> **SUPPLIED ENTRIES**
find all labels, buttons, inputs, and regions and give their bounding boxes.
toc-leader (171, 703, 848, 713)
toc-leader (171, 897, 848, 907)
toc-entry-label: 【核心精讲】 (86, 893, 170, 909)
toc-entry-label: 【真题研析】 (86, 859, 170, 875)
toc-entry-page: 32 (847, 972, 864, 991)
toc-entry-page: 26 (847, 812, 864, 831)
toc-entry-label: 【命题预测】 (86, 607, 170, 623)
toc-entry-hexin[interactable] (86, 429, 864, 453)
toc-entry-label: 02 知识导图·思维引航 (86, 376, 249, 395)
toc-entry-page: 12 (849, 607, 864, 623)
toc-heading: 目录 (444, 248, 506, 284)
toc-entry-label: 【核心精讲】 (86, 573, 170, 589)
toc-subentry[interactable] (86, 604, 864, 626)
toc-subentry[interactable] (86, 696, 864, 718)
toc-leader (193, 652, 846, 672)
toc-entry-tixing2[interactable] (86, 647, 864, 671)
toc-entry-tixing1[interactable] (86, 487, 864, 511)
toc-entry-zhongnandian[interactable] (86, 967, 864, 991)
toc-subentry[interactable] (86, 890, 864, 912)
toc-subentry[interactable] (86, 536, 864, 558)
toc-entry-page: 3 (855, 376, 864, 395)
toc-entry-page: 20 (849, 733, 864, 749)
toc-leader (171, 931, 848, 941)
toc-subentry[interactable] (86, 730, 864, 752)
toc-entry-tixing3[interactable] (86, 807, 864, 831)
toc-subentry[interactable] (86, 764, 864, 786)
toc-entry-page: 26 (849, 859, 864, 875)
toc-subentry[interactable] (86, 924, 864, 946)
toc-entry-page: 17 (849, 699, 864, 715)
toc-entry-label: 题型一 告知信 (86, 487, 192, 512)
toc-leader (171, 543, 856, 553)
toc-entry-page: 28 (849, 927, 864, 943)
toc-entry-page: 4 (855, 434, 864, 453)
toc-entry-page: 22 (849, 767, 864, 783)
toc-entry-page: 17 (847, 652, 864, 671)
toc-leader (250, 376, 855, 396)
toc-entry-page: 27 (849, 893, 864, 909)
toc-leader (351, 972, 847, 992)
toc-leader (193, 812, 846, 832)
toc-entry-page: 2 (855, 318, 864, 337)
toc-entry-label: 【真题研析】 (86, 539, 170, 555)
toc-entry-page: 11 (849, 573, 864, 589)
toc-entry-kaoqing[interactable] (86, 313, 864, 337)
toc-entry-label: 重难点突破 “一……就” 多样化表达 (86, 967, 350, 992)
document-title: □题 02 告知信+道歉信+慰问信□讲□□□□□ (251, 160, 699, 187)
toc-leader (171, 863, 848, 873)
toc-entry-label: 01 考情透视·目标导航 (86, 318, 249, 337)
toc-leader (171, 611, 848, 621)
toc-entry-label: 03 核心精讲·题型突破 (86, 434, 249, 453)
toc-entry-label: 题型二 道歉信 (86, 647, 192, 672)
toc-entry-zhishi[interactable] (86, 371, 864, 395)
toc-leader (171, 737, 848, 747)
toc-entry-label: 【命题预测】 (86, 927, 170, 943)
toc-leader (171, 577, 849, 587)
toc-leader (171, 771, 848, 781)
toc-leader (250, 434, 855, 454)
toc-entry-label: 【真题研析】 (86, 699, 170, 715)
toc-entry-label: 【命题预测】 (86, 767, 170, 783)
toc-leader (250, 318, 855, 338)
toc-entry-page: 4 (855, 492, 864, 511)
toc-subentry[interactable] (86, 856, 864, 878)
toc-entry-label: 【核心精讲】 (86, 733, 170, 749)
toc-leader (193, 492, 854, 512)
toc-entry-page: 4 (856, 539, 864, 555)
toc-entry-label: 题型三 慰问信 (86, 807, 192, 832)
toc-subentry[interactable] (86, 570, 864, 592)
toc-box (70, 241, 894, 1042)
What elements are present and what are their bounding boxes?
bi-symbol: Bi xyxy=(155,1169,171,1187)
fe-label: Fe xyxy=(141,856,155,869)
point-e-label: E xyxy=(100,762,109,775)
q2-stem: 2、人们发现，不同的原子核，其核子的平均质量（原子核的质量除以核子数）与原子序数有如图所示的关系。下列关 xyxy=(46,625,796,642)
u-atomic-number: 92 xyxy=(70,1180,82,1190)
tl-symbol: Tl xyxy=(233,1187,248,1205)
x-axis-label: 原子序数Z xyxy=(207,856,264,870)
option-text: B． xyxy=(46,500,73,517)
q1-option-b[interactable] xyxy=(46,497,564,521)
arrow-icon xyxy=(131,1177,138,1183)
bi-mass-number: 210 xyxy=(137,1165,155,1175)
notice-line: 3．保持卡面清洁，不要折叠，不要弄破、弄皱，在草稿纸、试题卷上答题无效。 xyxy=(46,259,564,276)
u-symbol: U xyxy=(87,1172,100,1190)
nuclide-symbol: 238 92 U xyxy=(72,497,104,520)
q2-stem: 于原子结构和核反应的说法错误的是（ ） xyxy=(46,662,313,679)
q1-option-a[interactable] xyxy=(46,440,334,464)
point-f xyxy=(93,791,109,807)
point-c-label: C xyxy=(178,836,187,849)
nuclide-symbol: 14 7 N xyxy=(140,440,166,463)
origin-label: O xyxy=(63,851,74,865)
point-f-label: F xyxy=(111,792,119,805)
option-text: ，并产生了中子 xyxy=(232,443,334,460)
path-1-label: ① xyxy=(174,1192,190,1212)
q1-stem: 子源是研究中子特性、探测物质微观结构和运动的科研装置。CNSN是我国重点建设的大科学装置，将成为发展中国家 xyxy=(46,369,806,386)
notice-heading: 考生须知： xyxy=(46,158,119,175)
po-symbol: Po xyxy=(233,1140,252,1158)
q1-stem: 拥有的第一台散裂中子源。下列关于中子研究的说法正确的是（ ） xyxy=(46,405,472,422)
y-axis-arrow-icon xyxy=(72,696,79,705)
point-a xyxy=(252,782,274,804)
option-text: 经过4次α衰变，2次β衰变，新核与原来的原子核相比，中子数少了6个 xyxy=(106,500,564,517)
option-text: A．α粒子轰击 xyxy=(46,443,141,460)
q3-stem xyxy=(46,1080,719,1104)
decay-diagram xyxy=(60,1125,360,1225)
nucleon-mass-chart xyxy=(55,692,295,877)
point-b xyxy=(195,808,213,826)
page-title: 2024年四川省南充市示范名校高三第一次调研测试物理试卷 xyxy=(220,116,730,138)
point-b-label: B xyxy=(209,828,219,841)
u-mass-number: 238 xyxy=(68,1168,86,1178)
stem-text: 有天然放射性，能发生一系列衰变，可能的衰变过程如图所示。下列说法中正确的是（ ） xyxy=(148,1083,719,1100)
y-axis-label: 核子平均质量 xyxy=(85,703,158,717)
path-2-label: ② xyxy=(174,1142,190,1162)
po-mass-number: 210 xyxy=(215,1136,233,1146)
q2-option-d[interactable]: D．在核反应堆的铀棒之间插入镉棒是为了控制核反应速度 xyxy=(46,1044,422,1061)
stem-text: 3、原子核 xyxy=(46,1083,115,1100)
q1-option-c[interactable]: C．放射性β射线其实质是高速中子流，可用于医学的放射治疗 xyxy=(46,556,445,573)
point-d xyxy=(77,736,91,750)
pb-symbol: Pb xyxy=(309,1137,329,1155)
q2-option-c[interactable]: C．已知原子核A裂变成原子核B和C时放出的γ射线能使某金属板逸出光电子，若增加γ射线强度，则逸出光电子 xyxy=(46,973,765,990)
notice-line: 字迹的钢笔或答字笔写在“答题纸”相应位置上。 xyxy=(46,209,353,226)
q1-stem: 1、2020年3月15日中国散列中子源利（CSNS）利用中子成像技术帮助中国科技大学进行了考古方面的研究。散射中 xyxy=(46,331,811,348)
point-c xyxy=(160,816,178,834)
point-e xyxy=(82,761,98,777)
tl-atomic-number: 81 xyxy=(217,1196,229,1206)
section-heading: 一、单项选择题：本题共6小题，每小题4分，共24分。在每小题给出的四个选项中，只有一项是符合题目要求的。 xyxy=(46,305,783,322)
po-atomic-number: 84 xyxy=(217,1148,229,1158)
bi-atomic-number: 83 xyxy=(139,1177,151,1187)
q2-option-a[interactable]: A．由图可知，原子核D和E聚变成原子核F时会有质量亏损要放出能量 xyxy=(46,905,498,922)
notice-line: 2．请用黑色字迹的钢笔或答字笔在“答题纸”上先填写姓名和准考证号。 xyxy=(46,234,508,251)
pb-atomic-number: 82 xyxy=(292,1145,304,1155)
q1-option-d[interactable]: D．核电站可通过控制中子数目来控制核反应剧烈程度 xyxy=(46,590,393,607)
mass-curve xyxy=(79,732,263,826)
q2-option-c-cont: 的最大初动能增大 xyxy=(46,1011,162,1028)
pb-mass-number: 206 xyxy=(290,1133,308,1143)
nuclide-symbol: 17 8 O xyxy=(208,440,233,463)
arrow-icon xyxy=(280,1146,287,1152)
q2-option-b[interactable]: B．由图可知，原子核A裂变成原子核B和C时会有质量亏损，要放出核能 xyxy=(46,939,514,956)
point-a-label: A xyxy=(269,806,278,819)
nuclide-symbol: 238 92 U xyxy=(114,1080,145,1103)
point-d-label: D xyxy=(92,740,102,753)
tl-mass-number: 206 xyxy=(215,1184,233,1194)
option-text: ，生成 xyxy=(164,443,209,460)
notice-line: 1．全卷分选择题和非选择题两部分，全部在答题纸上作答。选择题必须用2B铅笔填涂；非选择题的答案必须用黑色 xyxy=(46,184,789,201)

> **TASK TO COMPLETE**
Format every line of the data from the first line through the line containing "toc-leader (171, 863, 848, 873)" as a JSON array of strings, one string per line, with blank lines omitted.

> **TASK RESULT**
[
  "find all labels, buttons, inputs, and regions and give their bounding boxes.",
  "toc-leader (171, 703, 848, 713)",
  "toc-leader (171, 897, 848, 907)",
  "toc-entry-label: 【核心精讲】 (86, 893, 170, 909)",
  "toc-entry-label: 【真题研析】 (86, 859, 170, 875)",
  "toc-entry-page: 32 (847, 972, 864, 991)",
  "toc-entry-page: 26 (847, 812, 864, 831)",
  "toc-entry-label: 【命题预测】 (86, 607, 170, 623)",
  "toc-entry-hexin[interactable] (86, 429, 864, 453)",
  "toc-entry-label: 02 知识导图·思维引航 (86, 376, 249, 395)",
  "toc-entry-page: 12 (849, 607, 864, 623)",
  "toc-heading: 目录 (444, 248, 506, 284)",
  "toc-entry-label: 【核心精讲】 (86, 573, 170, 589)",
  "toc-subentry[interactable] (86, 604, 864, 626)",
  "toc-subentry[interactable] (86, 696, 864, 718)",
  "toc-leader (193, 652, 846, 672)",
  "toc-entry-tixing2[interactable] (86, 647, 864, 671)",
  "toc-entry-tixing1[interactable] (86, 487, 864, 511)",
  "toc-entry-zhongnandian[interactable] (86, 967, 864, 991)",
  "toc-subentry[interactable] (86, 890, 864, 912)",
  "toc-subentry[interactable] (86, 536, 864, 558)",
  "toc-entry-page: 3 (855, 376, 864, 395)",
  "toc-entry-page: 20 (849, 733, 864, 749)",
  "toc-leader (171, 931, 848, 941)",
  "toc-subentry[interactable] (86, 730, 864, 752)",
  "toc-entry-tixing3[interactable] (86, 807, 864, 831)",
  "toc-subentry[interactable] (86, 764, 864, 786)",
  "toc-entry-page: 26 (849, 859, 864, 875)",
  "toc-subentry[interactable] (86, 924, 864, 946)",
  "toc-entry-page: 17 (849, 699, 864, 715)",
  "toc-entry-label: 题型一 告知信 (86, 487, 192, 512)",
  "toc-leader (171, 543, 856, 553)",
  "toc-entry-page: 28 (849, 927, 864, 943)",
  "toc-entry-page: 4 (855, 434, 864, 453)",
  "toc-entry-page: 22 (849, 767, 864, 783)",
  "toc-entry-page: 17 (847, 652, 864, 671)",
  "toc-leader (250, 376, 855, 396)",
  "toc-entry-page: 27 (849, 893, 864, 909)",
  "toc-leader (351, 972, 847, 992)",
  "toc-leader (193, 812, 846, 832)",
  "toc-entry-page: 2 (855, 318, 864, 337)",
  "toc-entry-label: 【真题研析】 (86, 539, 170, 555)",
  "toc-entry-page: 11 (849, 573, 864, 589)",
  "toc-entry-kaoqing[interactable] (86, 313, 864, 337)",
  "toc-entry-label: 重难点突破 “一……就” 多样化表达 (86, 967, 350, 992)",
  "document-title: □题 02 告知信+道歉信+慰问信□讲□□□□□ (251, 160, 699, 187)",
  "toc-leader (171, 863, 848, 873)"
]